> Consigne
Répondez à ces questions sur l'extrait consacré à l'écriture :
(a) Selon l'extrait, qu'est-ce que l'écriture n'est pas ?
(b) Quels deux auteurs ont été crus à tort capables de transcrire leur langage naturel ?
(c) Comment sonne un texte de bonne qualité ?

> Extrait fourni

L’écriture, la littérature… en ces temps de SMS, de « textos » d’orthographe défaillante, de paroles bafouillantes, de média-parleurs, d’imprécision linguistique… qu’en reste-t-il vraiment ? Mais sans nous appesantir en regrets stériles, nous préférons prendre la route, notre route, munis de quelques réflexions.

 

L’écriture n’est pas de la parole prise en sténographie ou enregistrée.

 

Si la lecture d’un grand auteur laisse cette impression, on s’est laissé prendre au piège de la facilité apparente, derrière un gros travail de mise en forme. Quelle énorme erreur de croire que Céline ou Frédéric Dard transcrivaient leur langage naturel ! Quant à l’apparence lisse des manuscrits de Marguerite Yourcenar, Simenon, Giono, ou d’autres grands (Jean de la Fontaine), elle masque aussi une intense préparation animée pour certains par une mémoire prodigieuse qui leur permettait d’ « écrire dans leur tête » avant de coucher sur papier cette pré-écriture.

 

Cependant, un texte de bonne qualité sonne bien.

> Enregistrements

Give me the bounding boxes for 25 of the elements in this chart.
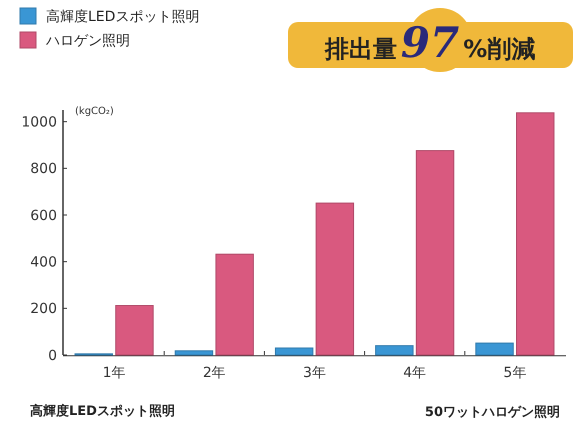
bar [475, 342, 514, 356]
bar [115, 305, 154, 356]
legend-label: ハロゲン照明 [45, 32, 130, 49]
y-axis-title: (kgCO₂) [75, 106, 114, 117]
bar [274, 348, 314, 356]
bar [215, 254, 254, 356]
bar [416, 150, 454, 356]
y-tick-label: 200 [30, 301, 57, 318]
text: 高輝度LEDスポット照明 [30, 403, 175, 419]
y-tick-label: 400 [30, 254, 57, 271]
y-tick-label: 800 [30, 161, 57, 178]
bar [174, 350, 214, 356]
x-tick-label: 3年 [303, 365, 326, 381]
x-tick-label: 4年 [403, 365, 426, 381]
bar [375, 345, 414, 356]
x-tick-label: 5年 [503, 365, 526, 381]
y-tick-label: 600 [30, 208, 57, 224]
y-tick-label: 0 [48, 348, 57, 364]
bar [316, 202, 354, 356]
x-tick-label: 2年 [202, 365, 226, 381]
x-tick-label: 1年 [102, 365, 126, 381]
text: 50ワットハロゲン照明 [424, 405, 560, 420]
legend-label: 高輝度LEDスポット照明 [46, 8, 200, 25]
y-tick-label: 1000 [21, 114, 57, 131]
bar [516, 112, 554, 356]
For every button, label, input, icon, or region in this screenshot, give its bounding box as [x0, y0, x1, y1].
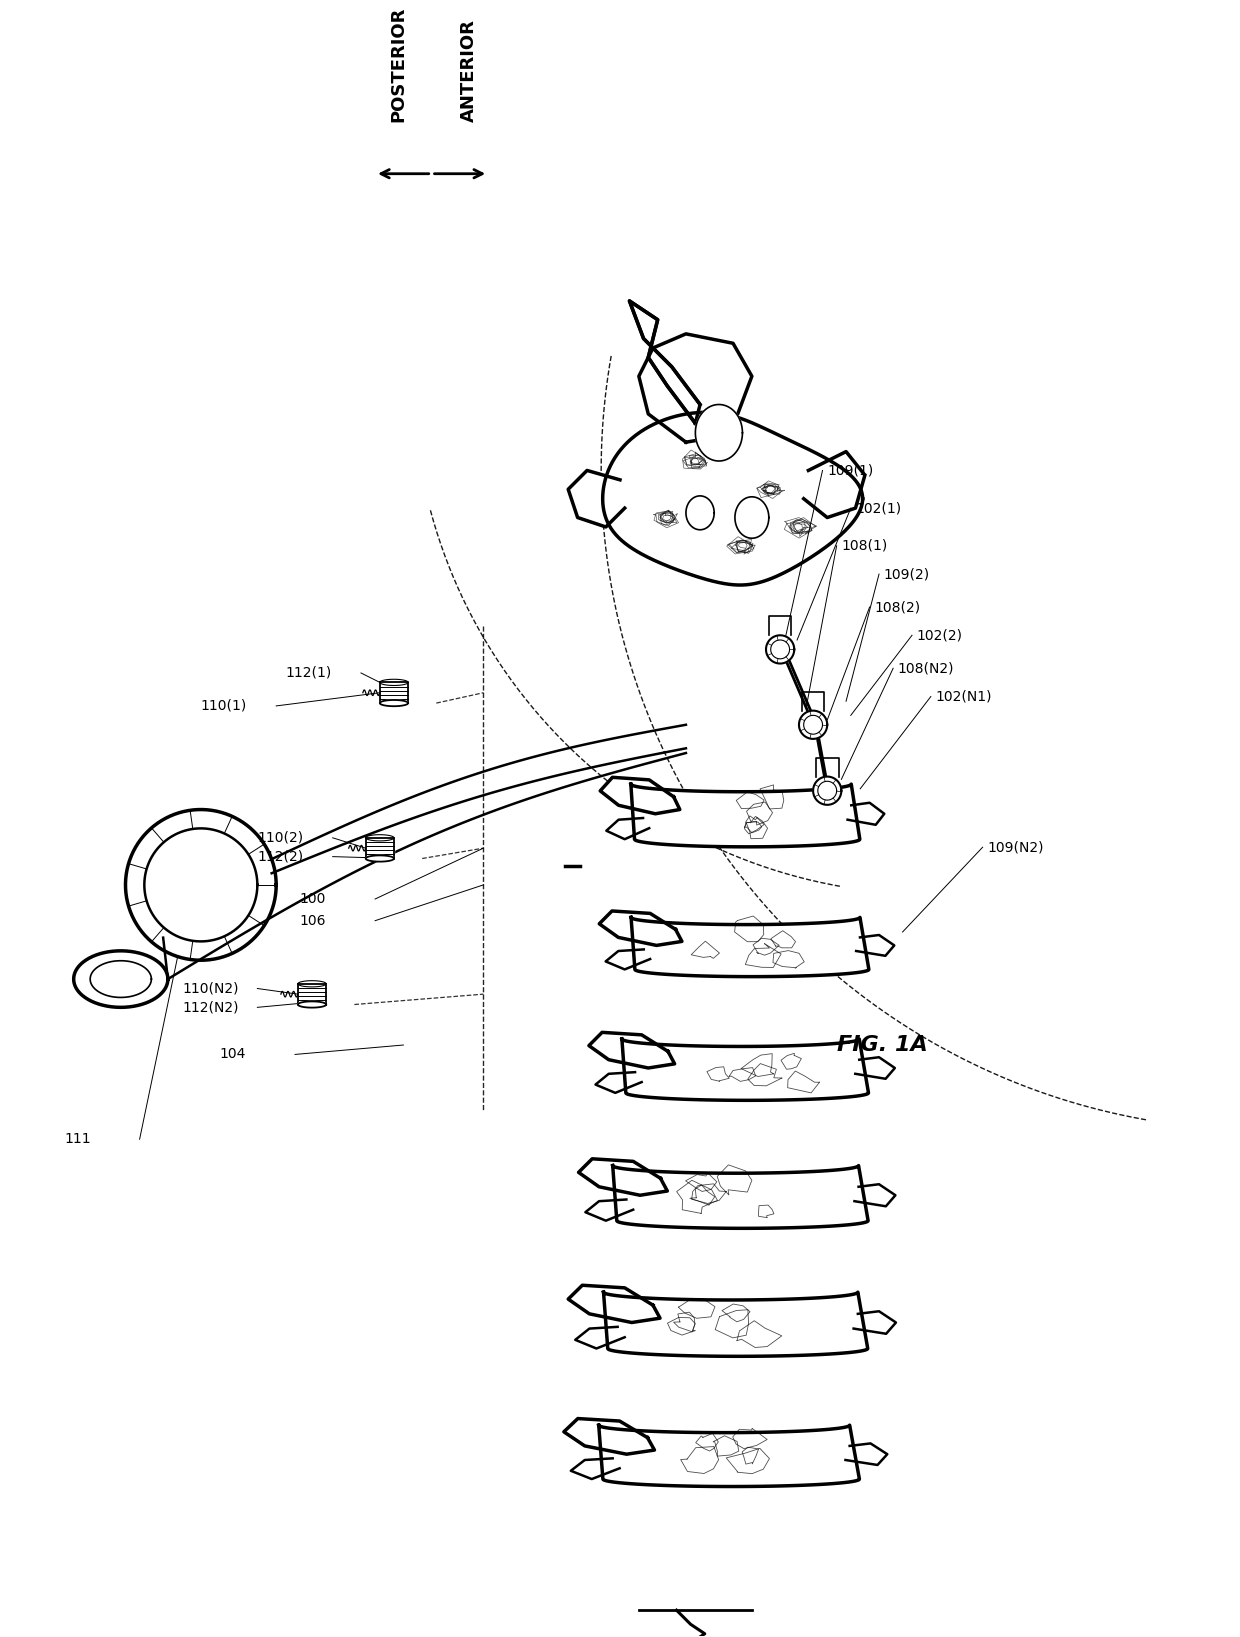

> Réponse finale
(a) De la parole prise en sténographie ou enregistrée.
(b) Céline et Frédéric Dard.
(c) Il sonne bien.